■ Task requirements
Scan the data below. Pull out each line where "kind" occurs.

=== Supplied data ===

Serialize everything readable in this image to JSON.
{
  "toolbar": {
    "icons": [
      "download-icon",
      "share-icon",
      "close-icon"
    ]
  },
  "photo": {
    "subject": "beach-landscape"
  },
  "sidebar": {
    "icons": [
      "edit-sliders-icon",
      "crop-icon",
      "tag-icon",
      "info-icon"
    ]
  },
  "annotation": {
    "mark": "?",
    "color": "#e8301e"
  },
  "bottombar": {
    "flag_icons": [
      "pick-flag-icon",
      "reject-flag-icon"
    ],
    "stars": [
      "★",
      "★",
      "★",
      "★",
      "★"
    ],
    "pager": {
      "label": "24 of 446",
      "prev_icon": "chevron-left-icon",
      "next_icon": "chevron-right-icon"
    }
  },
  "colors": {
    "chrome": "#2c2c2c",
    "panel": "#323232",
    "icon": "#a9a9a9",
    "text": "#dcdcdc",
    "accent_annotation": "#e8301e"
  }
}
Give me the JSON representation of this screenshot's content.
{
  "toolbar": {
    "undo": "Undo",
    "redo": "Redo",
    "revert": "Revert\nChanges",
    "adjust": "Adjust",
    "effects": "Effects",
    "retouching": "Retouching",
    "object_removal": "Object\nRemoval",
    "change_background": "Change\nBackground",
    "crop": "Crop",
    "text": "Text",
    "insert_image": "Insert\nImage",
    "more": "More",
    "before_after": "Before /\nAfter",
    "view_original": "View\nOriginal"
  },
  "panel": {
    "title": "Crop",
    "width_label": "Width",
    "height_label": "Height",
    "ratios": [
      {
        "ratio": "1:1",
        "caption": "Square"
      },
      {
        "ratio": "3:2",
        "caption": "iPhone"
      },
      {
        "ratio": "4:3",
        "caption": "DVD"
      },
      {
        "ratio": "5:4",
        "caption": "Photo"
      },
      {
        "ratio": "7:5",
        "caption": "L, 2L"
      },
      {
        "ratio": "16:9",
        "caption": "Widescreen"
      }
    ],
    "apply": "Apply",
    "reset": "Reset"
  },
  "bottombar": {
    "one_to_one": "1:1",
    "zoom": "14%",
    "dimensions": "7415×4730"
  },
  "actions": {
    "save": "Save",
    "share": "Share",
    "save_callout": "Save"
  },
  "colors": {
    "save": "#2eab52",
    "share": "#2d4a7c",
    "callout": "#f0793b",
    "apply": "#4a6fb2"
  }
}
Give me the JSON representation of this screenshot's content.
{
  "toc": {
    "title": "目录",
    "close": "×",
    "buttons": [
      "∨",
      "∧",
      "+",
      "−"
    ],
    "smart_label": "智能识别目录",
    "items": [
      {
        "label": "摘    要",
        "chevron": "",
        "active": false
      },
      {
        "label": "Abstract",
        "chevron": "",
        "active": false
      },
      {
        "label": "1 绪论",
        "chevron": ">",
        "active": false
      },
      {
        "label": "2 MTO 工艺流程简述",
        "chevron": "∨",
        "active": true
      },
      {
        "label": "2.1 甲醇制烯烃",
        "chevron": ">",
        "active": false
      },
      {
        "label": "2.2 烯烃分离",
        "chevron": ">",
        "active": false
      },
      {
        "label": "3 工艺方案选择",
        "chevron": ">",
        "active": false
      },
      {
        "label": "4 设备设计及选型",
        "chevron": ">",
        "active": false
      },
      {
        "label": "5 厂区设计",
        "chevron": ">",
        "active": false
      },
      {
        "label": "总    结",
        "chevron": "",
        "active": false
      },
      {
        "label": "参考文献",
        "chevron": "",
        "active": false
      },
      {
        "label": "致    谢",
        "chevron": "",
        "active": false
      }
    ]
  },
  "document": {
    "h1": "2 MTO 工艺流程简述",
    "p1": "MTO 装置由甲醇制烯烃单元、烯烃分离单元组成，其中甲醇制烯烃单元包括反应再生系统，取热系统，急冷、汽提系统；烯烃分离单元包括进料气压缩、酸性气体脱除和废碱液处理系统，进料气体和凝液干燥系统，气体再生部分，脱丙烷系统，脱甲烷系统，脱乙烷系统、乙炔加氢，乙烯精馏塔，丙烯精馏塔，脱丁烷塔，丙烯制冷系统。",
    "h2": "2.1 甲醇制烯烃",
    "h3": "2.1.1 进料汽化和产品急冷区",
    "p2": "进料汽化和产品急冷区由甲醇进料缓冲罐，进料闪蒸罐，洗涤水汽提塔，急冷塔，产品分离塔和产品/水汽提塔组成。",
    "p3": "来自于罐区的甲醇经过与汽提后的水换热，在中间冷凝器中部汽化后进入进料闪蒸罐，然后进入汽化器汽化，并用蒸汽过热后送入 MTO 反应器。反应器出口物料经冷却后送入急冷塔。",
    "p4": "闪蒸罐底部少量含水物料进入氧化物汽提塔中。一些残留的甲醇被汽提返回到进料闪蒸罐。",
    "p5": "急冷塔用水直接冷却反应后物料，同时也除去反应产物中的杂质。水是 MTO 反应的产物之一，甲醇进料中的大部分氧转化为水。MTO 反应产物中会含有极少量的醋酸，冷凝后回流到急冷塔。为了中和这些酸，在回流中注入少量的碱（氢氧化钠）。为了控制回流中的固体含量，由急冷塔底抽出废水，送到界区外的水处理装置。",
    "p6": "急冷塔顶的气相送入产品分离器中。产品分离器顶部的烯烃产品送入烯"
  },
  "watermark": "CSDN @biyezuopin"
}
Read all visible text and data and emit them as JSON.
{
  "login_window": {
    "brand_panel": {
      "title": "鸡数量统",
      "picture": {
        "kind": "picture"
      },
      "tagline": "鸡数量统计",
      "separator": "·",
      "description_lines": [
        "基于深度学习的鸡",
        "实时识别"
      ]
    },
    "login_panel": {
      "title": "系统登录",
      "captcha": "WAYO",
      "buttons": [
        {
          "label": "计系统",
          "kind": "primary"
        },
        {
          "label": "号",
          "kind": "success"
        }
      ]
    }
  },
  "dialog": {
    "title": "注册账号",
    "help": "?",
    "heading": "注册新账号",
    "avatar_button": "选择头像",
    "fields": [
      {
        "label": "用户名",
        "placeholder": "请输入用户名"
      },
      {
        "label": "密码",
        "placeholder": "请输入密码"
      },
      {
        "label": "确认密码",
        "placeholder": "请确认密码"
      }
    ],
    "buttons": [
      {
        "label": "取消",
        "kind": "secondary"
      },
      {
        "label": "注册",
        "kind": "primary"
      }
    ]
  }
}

===

■ Exercise result
        "kind": "picture"
          "kind": "primary"
          "kind": "success"
        "kind": "secondary"
        "kind": "primary"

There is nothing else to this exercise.